SHORT PROBLEM:
Repeat the records word for word, excluding any picture.
>> BEGIN THE DATA
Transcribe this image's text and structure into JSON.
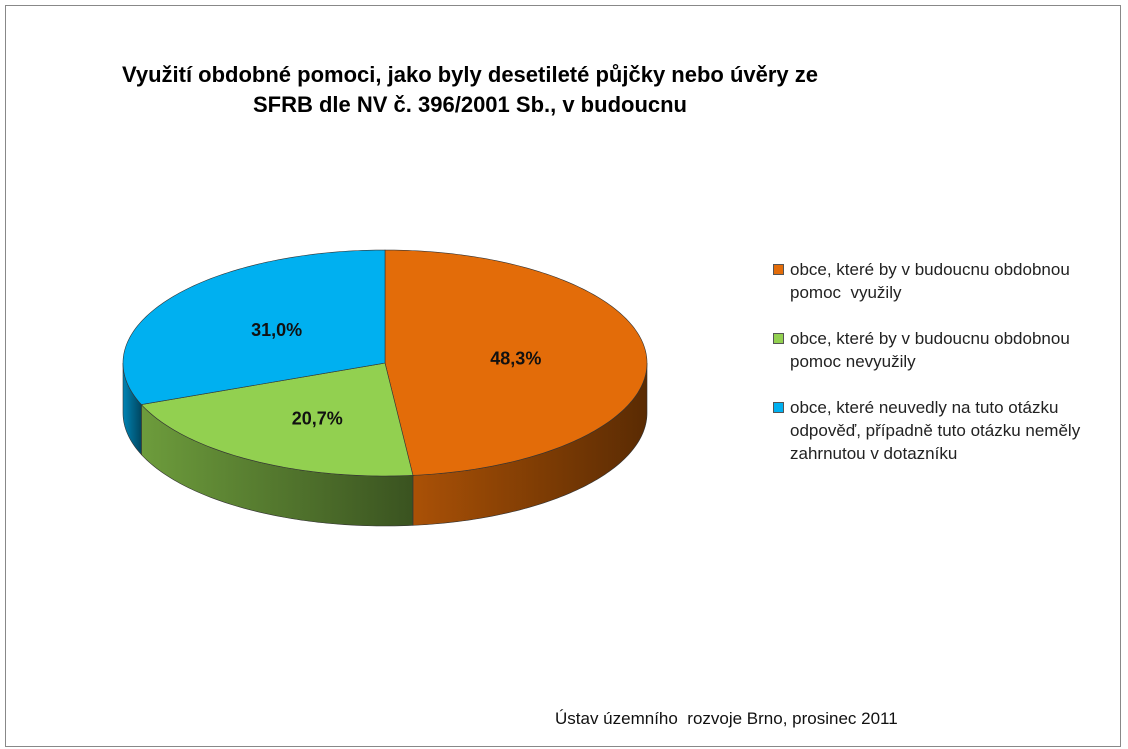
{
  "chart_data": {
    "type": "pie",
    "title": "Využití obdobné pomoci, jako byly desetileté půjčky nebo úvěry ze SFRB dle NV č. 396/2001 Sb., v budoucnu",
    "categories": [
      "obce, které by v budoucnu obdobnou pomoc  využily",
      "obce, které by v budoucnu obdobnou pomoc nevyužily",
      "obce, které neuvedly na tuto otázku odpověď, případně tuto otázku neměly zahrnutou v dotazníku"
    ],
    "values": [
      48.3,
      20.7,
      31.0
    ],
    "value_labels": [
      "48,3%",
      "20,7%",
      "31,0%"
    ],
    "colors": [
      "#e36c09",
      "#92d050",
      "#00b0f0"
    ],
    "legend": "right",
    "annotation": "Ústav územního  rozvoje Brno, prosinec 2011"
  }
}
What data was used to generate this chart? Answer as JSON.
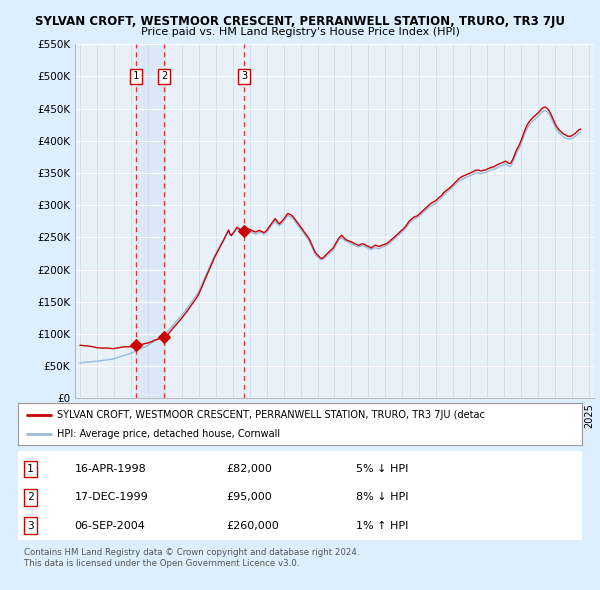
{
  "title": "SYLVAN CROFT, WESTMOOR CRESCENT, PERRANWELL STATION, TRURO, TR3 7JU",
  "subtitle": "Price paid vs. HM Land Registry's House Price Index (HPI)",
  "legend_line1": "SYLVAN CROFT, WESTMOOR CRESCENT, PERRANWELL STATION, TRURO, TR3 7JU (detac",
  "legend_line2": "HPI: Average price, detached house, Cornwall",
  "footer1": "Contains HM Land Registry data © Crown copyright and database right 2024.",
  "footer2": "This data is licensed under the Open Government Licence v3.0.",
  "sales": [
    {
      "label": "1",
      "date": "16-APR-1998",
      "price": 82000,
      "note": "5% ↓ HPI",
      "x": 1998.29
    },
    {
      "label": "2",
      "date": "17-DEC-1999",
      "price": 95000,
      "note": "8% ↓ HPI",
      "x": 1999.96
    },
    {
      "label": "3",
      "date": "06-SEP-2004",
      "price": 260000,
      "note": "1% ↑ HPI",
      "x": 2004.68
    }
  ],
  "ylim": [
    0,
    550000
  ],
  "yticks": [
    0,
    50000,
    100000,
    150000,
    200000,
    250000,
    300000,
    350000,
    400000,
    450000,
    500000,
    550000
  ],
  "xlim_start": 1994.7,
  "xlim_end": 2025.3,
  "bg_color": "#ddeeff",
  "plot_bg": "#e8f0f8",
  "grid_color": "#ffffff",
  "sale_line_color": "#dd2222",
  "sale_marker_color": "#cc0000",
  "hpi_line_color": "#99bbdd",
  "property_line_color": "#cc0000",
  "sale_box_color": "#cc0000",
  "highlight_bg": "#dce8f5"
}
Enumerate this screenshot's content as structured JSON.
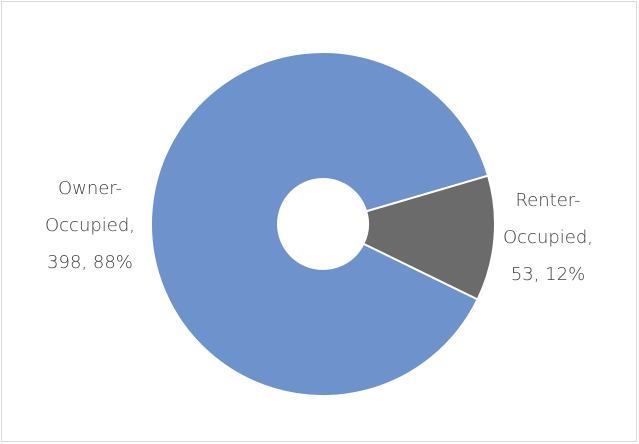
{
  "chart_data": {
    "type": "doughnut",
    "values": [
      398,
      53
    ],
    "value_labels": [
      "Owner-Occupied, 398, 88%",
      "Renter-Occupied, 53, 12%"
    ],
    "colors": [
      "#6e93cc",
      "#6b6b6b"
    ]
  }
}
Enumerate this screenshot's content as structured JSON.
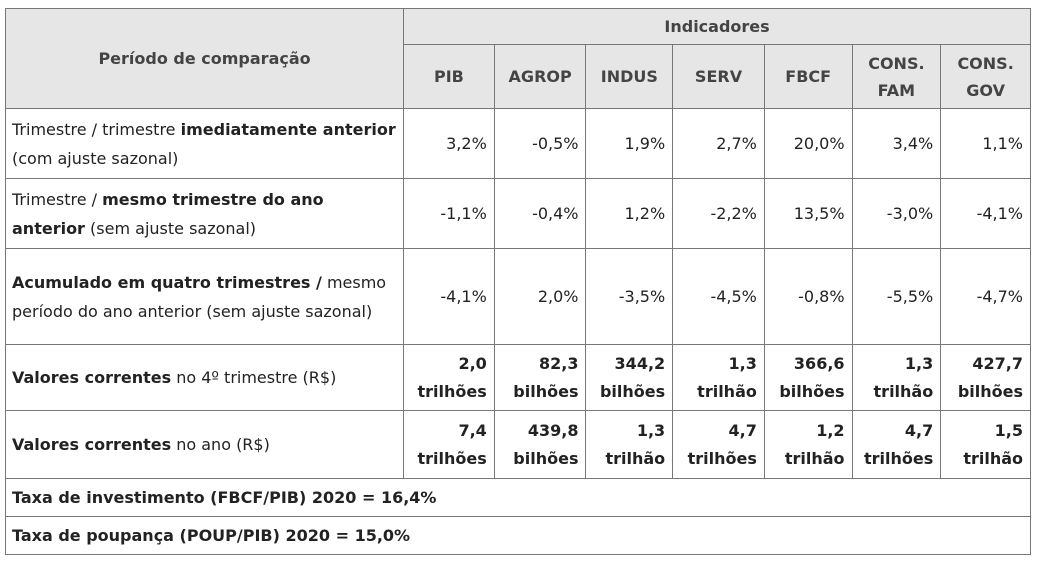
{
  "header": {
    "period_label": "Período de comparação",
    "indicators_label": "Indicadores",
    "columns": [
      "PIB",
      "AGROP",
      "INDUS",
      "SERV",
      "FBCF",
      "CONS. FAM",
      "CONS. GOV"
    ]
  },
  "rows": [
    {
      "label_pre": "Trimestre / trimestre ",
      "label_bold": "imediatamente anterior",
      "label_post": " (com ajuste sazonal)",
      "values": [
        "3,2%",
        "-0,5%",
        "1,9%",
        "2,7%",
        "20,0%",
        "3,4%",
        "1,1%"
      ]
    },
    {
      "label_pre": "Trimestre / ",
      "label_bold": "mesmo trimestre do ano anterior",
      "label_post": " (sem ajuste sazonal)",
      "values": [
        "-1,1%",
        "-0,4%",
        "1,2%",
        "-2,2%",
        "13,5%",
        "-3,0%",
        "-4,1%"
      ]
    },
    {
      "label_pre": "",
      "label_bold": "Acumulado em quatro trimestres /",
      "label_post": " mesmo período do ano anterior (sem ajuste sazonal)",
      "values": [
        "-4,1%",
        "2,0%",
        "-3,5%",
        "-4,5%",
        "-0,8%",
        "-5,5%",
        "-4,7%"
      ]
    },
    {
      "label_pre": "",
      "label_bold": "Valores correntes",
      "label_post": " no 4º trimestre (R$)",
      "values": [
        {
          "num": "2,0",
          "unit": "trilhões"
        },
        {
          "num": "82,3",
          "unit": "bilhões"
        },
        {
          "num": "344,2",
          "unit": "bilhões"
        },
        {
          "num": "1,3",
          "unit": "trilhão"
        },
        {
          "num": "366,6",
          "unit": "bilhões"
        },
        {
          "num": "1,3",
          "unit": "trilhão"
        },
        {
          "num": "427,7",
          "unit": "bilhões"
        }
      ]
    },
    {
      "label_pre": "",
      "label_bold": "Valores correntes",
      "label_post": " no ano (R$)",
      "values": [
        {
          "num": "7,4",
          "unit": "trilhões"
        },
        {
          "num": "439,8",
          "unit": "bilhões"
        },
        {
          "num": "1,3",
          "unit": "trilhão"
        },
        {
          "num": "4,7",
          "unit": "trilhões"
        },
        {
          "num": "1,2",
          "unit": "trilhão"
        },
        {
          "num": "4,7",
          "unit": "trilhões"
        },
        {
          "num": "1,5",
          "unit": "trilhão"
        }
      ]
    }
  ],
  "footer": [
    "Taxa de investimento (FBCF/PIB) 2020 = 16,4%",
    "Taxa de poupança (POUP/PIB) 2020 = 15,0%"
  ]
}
>> END THE DATA
TASK RESPONSE:
Transcribe this image's text and structure into JSON.
{
  "chart_data": {
    "type": "pie",
    "title": "Využití obdobné pomoci, jako byly desetileté půjčky nebo úvěry ze SFRB dle NV č. 396/2001 Sb., v budoucnu",
    "categories": [
      "obce, které by v budoucnu obdobnou pomoc  využily",
      "obce, které by v budoucnu obdobnou pomoc nevyužily",
      "obce, které neuvedly na tuto otázku odpověď, případně tuto otázku neměly zahrnutou v dotazníku"
    ],
    "values": [
      48.3,
      20.7,
      31.0
    ],
    "value_labels": [
      "48,3%",
      "20,7%",
      "31,0%"
    ],
    "colors": [
      "#e36c09",
      "#92d050",
      "#00b0f0"
    ],
    "legend": "right",
    "annotation": "Ústav územního  rozvoje Brno, prosinec 2011"
  }
}
What data was used to generate this chart? Answer as JSON.
{
  "title": "SYLVAN CROFT, WESTMOOR CRESCENT, PERRANWELL STATION, TRURO, TR3 7JU",
  "subtitle": "Price paid vs. HM Land Registry's House Price Index (HPI)",
  "legend_line1": "SYLVAN CROFT, WESTMOOR CRESCENT, PERRANWELL STATION, TRURO, TR3 7JU (detac",
  "legend_line2": "HPI: Average price, detached house, Cornwall",
  "footer1": "Contains HM Land Registry data © Crown copyright and database right 2024.",
  "footer2": "This data is licensed under the Open Government Licence v3.0.",
  "sales": [
    {
      "label": "1",
      "date": "16-APR-1998",
      "price": 82000,
      "note": "5% ↓ HPI",
      "x": 1998.29
    },
    {
      "label": "2",
      "date": "17-DEC-1999",
      "price": 95000,
      "note": "8% ↓ HPI",
      "x": 1999.96
    },
    {
      "label": "3",
      "date": "06-SEP-2004",
      "price": 260000,
      "note": "1% ↑ HPI",
      "x": 2004.68
    }
  ],
  "ylim": [
    0,
    550000
  ],
  "yticks": [
    0,
    50000,
    100000,
    150000,
    200000,
    250000,
    300000,
    350000,
    400000,
    450000,
    500000,
    550000
  ],
  "xlim_start": 1994.7,
  "xlim_end": 2025.3,
  "bg_color": "#ddeeff",
  "plot_bg": "#e8f0f8",
  "grid_color": "#ffffff",
  "sale_line_color": "#dd2222",
  "sale_marker_color": "#cc0000",
  "hpi_line_color": "#99bbdd",
  "property_line_color": "#cc0000",
  "sale_box_color": "#cc0000",
  "highlight_bg": "#dce8f5"
}
Enumerate this screenshot's content as structured JSON.
{
  "chart_data": {
    "type": "doughnut",
    "values": [
      398,
      53
    ],
    "value_labels": [
      "Owner-Occupied, 398, 88%",
      "Renter-Occupied, 53, 12%"
    ],
    "colors": [
      "#6e93cc",
      "#6b6b6b"
    ]
  }
}
Enumerate this screenshot's content as structured JSON.
{
  "header": {
    "period_label": "Período de comparação",
    "indicators_label": "Indicadores",
    "columns": [
      "PIB",
      "AGROP",
      "INDUS",
      "SERV",
      "FBCF",
      "CONS. FAM",
      "CONS. GOV"
    ]
  },
  "rows": [
    {
      "label_pre": "Trimestre / trimestre ",
      "label_bold": "imediatamente anterior",
      "label_post": " (com ajuste sazonal)",
      "values": [
        "3,2%",
        "-0,5%",
        "1,9%",
        "2,7%",
        "20,0%",
        "3,4%",
        "1,1%"
      ]
    },
    {
      "label_pre": "Trimestre / ",
      "label_bold": "mesmo trimestre do ano anterior",
      "label_post": " (sem ajuste sazonal)",
      "values": [
        "-1,1%",
        "-0,4%",
        "1,2%",
        "-2,2%",
        "13,5%",
        "-3,0%",
        "-4,1%"
      ]
    },
    {
      "label_pre": "",
      "label_bold": "Acumulado em quatro trimestres /",
      "label_post": " mesmo período do ano anterior (sem ajuste sazonal)",
      "values": [
        "-4,1%",
        "2,0%",
        "-3,5%",
        "-4,5%",
        "-0,8%",
        "-5,5%",
        "-4,7%"
      ]
    },
    {
      "label_pre": "",
      "label_bold": "Valores correntes",
      "label_post": " no 4º trimestre (R$)",
      "values": [
        {
          "num": "2,0",
          "unit": "trilhões"
        },
        {
          "num": "82,3",
          "unit": "bilhões"
        },
        {
          "num": "344,2",
          "unit": "bilhões"
        },
        {
          "num": "1,3",
          "unit": "trilhão"
        },
        {
          "num": "366,6",
          "unit": "bilhões"
        },
        {
          "num": "1,3",
          "unit": "trilhão"
        },
        {
          "num": "427,7",
          "unit": "bilhões"
        }
      ]
    },
    {
      "label_pre": "",
      "label_bold": "Valores correntes",
      "label_post": " no ano (R$)",
      "values": [
        {
          "num": "7,4",
          "unit": "trilhões"
        },
        {
          "num": "439,8",
          "unit": "bilhões"
        },
        {
          "num": "1,3",
          "unit": "trilhão"
        },
        {
          "num": "4,7",
          "unit": "trilhões"
        },
        {
          "num": "1,2",
          "unit": "trilhão"
        },
        {
          "num": "4,7",
          "unit": "trilhões"
        },
        {
          "num": "1,5",
          "unit": "trilhão"
        }
      ]
    }
  ],
  "footer": [
    "Taxa de investimento (FBCF/PIB) 2020 = 16,4%",
    "Taxa de poupança (POUP/PIB) 2020 = 15,0%"
  ]
}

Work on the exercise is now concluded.